(Dataset items)
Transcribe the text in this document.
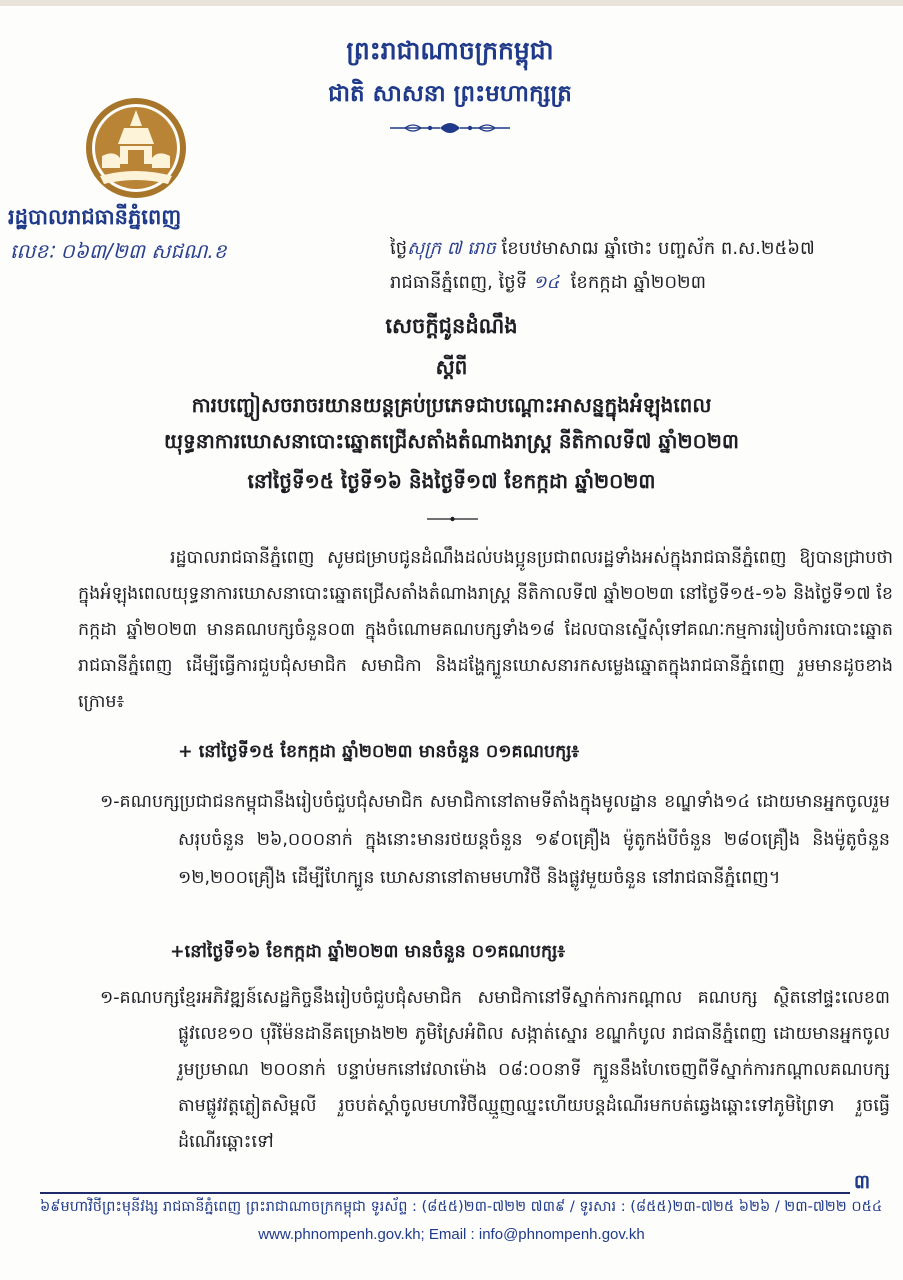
ព្រះរាជាណាចក្រកម្ពុជា
ជាតិ សាសនា ព្រះមហាក្សត្រ
រដ្ឋបាលរាជធានីភ្នំពេញ
លេខៈ ០៦៣/២៣ សជណ.ខ	ថ្ងៃសុក្រ ៧ រោច ខែបឋមាសាឍ ឆ្នាំថោះ បញ្ចស័ក ព.ស.២៥៦៧
រាជធានីភ្នំពេញ, ថ្ងៃទី ១៤ ខែកក្កដា ឆ្នាំ២០២៣
សេចក្តីជូនដំណឹង
ស្តីពី
ការបញ្ចៀសចរាចរយានយន្តគ្រប់ប្រភេទជាបណ្តោះអាសន្នក្នុងអំឡុងពេល
យុទ្ធនាការឃោសនាបោះឆ្នោតជ្រើសតាំងតំណាងរាស្ត្រ នីតិកាលទី៧ ឆ្នាំ២០២៣
នៅថ្ងៃទី១៥ ថ្ងៃទី១៦ និងថ្ងៃទី១៧ ខែកក្កដា ឆ្នាំ២០២៣
រដ្ឋបាលរាជធានីភ្នំពេញ សូមជម្រាបជូនដំណឹងដល់បងប្អូនប្រជាពលរដ្ឋទាំងអស់ក្នុងរាជធានីភ្នំពេញ ឱ្យបានជ្រាបថា ក្នុងអំឡុងពេលយុទ្ធនាការឃោសនាបោះឆ្នោតជ្រើសតាំងតំណាងរាស្ត្រ នីតិកាលទី៧ ឆ្នាំ២០២៣ នៅថ្ងៃទី១៥-១៦ និងថ្ងៃទី១៧ ខែកក្កដា ឆ្នាំ២០២៣ មានគណបក្សចំនួន០៣ ក្នុងចំណោមគណបក្សទាំង១៨ ដែលបានស្នើសុំទៅគណៈកម្មការរៀបចំការបោះឆ្នោតរាជធានីភ្នំពេញ ដើម្បីធ្វើការជួបជុំសមាជិក សមាជិកា និងដង្ហែក្បួនឃោសនារកសម្លេងឆ្នោតក្នុងរាជធានីភ្នំពេញ រួមមានដូចខាងក្រោម៖
+ នៅថ្ងៃទី១៥ ខែកក្កដា ឆ្នាំ២០២៣ មានចំនួន ០១គណបក្ស៖
១-គណបក្សប្រជាជនកម្ពុជានឹងរៀបចំជួបជុំសមាជិក សមាជិកានៅតាមទីតាំងក្នុងមូលដ្ឋាន ខណ្ឌទាំង១៤ ដោយមានអ្នកចូលរួមសរុបចំនួន ២៦,០០០នាក់ ក្នុងនោះមានរថយន្តចំនួន ១៩០គ្រឿង ម៉ូតូកង់បីចំនួន ២៨០គ្រឿង និងម៉ូតូចំនួន ១២,២០០គ្រឿង ដើម្បីហែក្បួន ឃោសនានៅតាមមហាវិថី និងផ្លូវមួយចំនួន នៅរាជធានីភ្នំពេញ។
+នៅថ្ងៃទី១៦ ខែកក្កដា ឆ្នាំ២០២៣ មានចំនួន ០១គណបក្ស៖
១-គណបក្សខ្មែរអភិវឌ្ឍន៍សេដ្ឋកិច្ចនឹងរៀបចំជួបជុំសមាជិក សមាជិកានៅទីស្នាក់ការកណ្តាល គណបក្ស ស្ថិតនៅផ្ទះលេខ៣ ផ្លូវលេខ១០ បុរីម៉ែនដានីគម្រោង២២ ភូមិស្រែអំពិល សង្កាត់ស្នោរ ខណ្ឌកំបូល រាជធានីភ្នំពេញ ដោយមានអ្នកចូលរួមប្រមាណ ២០០នាក់ បន្ទាប់មកនៅវេលាម៉ោង ០៨:០០នាទី ក្បួននឹងហែចេញពីទីស្នាក់ការកណ្តាលគណបក្សតាមផ្លូវវត្តភ្លៀតសិម្ពលី រួចបត់ស្តាំចូលមហាវិថីឈ្មួញឈ្នះហើយបន្តដំណើរមកបត់ឆ្វេងឆ្ពោះទៅភូមិព្រៃទា រួចធ្វើដំណើរឆ្ពោះទៅ
៣
៦៩មហាវិថីព្រះមុនីវង្ស រាជធានីភ្នំពេញ ព្រះរាជាណាចក្រកម្ពុជា ទូរស័ព្ទ : (៨៥៥)២៣-៧២២ ៧៣៩ / ទូរសារ : (៨៥៥)២៣-៧២៥ ៦២៦ / ២៣-៧២២ ០៥៤
www.phnompenh.gov.kh; Email : info@phnompenh.gov.kh
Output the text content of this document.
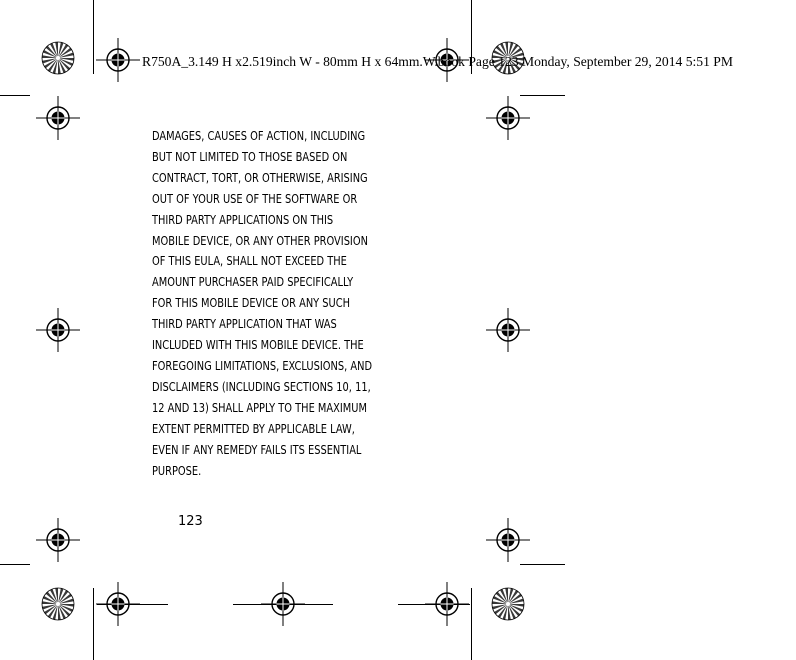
R750A_3.149 H x2.519inch W - 80mm H x 64mm.W.book Page 123 Monday, September 29, 2014 5:51 PM
DAMAGES, CAUSES OF ACTION, INCLUDING
BUT NOT LIMITED TO THOSE BASED ON
CONTRACT, TORT, OR OTHERWISE, ARISING
OUT OF YOUR USE OF THE SOFTWARE OR
THIRD PARTY APPLICATIONS ON THIS
MOBILE DEVICE, OR ANY OTHER PROVISION
OF THIS EULA, SHALL NOT EXCEED THE
AMOUNT PURCHASER PAID SPECIFICALLY
FOR THIS MOBILE DEVICE OR ANY SUCH
THIRD PARTY APPLICATION THAT WAS
INCLUDED WITH THIS MOBILE DEVICE. THE
FOREGOING LIMITATIONS, EXCLUSIONS, AND
DISCLAIMERS (INCLUDING SECTIONS 10, 11,
12 AND 13) SHALL APPLY TO THE MAXIMUM
EXTENT PERMITTED BY APPLICABLE LAW,
EVEN IF ANY REMEDY FAILS ITS ESSENTIAL
PURPOSE.
123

◆ Stated goal ◆
Exclude the pictures and transcribe all of the entries exactly.

◆ Reply to the exercise ◆
Transcribe the text in this document.
ព្រះរាជាណាចក្រកម្ពុជា
ជាតិ សាសនា ព្រះមហាក្សត្រ
រដ្ឋបាលរាជធានីភ្នំពេញ
លេខៈ ០៦៣/២៣ សជណ.ខ	ថ្ងៃសុក្រ ៧ រោច ខែបឋមាសាឍ ឆ្នាំថោះ បញ្ចស័ក ព.ស.២៥៦៧
រាជធានីភ្នំពេញ, ថ្ងៃទី ១៤ ខែកក្កដា ឆ្នាំ២០២៣
សេចក្តីជូនដំណឹង
ស្តីពី
ការបញ្ចៀសចរាចរយានយន្តគ្រប់ប្រភេទជាបណ្តោះអាសន្នក្នុងអំឡុងពេល
យុទ្ធនាការឃោសនាបោះឆ្នោតជ្រើសតាំងតំណាងរាស្ត្រ នីតិកាលទី៧ ឆ្នាំ២០២៣
នៅថ្ងៃទី១៥ ថ្ងៃទី១៦ និងថ្ងៃទី១៧ ខែកក្កដា ឆ្នាំ២០២៣
រដ្ឋបាលរាជធានីភ្នំពេញ សូមជម្រាបជូនដំណឹងដល់បងប្អូនប្រជាពលរដ្ឋទាំងអស់ក្នុងរាជធានីភ្នំពេញ ឱ្យបានជ្រាបថា ក្នុងអំឡុងពេលយុទ្ធនាការឃោសនាបោះឆ្នោតជ្រើសតាំងតំណាងរាស្ត្រ នីតិកាលទី៧ ឆ្នាំ២០២៣ នៅថ្ងៃទី១៥-១៦ និងថ្ងៃទី១៧ ខែកក្កដា ឆ្នាំ២០២៣ មានគណបក្សចំនួន០៣ ក្នុងចំណោមគណបក្សទាំង១៨ ដែលបានស្នើសុំទៅគណៈកម្មការរៀបចំការបោះឆ្នោតរាជធានីភ្នំពេញ ដើម្បីធ្វើការជួបជុំសមាជិក សមាជិកា និងដង្ហែក្បួនឃោសនារកសម្លេងឆ្នោតក្នុងរាជធានីភ្នំពេញ រួមមានដូចខាងក្រោម៖
+ នៅថ្ងៃទី១៥ ខែកក្កដា ឆ្នាំ២០២៣ មានចំនួន ០១គណបក្ស៖
១-គណបក្សប្រជាជនកម្ពុជានឹងរៀបចំជួបជុំសមាជិក សមាជិកានៅតាមទីតាំងក្នុងមូលដ្ឋាន ខណ្ឌទាំង១៤ ដោយមានអ្នកចូលរួមសរុបចំនួន ២៦,០០០នាក់ ក្នុងនោះមានរថយន្តចំនួន ១៩០គ្រឿង ម៉ូតូកង់បីចំនួន ២៨០គ្រឿង និងម៉ូតូចំនួន ១២,២០០គ្រឿង ដើម្បីហែក្បួន ឃោសនានៅតាមមហាវិថី និងផ្លូវមួយចំនួន នៅរាជធានីភ្នំពេញ។
+នៅថ្ងៃទី១៦ ខែកក្កដា ឆ្នាំ២០២៣ មានចំនួន ០១គណបក្ស៖
១-គណបក្សខ្មែរអភិវឌ្ឍន៍សេដ្ឋកិច្ចនឹងរៀបចំជួបជុំសមាជិក សមាជិកានៅទីស្នាក់ការកណ្តាល គណបក្ស ស្ថិតនៅផ្ទះលេខ៣ ផ្លូវលេខ១០ បុរីម៉ែនដានីគម្រោង២២ ភូមិស្រែអំពិល សង្កាត់ស្នោរ ខណ្ឌកំបូល រាជធានីភ្នំពេញ ដោយមានអ្នកចូលរួមប្រមាណ ២០០នាក់ បន្ទាប់មកនៅវេលាម៉ោង ០៨:០០នាទី ក្បួននឹងហែចេញពីទីស្នាក់ការកណ្តាលគណបក្សតាមផ្លូវវត្តភ្លៀតសិម្ពលី រួចបត់ស្តាំចូលមហាវិថីឈ្មួញឈ្នះហើយបន្តដំណើរមកបត់ឆ្វេងឆ្ពោះទៅភូមិព្រៃទា រួចធ្វើដំណើរឆ្ពោះទៅ
៣
៦៩មហាវិថីព្រះមុនីវង្ស រាជធានីភ្នំពេញ ព្រះរាជាណាចក្រកម្ពុជា ទូរស័ព្ទ : (៨៥៥)២៣-៧២២ ៧៣៩ / ទូរសារ : (៨៥៥)២៣-៧២៥ ៦២៦ / ២៣-៧២២ ០៥៤
www.phnompenh.gov.kh; Email : info@phnompenh.gov.kh
Output the text content of this document.
R750A_3.149 H x2.519inch W - 80mm H x 64mm.W.book Page 123 Monday, September 29, 2014 5:51 PM
DAMAGES, CAUSES OF ACTION, INCLUDING
BUT NOT LIMITED TO THOSE BASED ON
CONTRACT, TORT, OR OTHERWISE, ARISING
OUT OF YOUR USE OF THE SOFTWARE OR
THIRD PARTY APPLICATIONS ON THIS
MOBILE DEVICE, OR ANY OTHER PROVISION
OF THIS EULA, SHALL NOT EXCEED THE
AMOUNT PURCHASER PAID SPECIFICALLY
FOR THIS MOBILE DEVICE OR ANY SUCH
THIRD PARTY APPLICATION THAT WAS
INCLUDED WITH THIS MOBILE DEVICE. THE
FOREGOING LIMITATIONS, EXCLUSIONS, AND
DISCLAIMERS (INCLUDING SECTIONS 10, 11,
12 AND 13) SHALL APPLY TO THE MAXIMUM
EXTENT PERMITTED BY APPLICABLE LAW,
EVEN IF ANY REMEDY FAILS ITS ESSENTIAL
PURPOSE.
123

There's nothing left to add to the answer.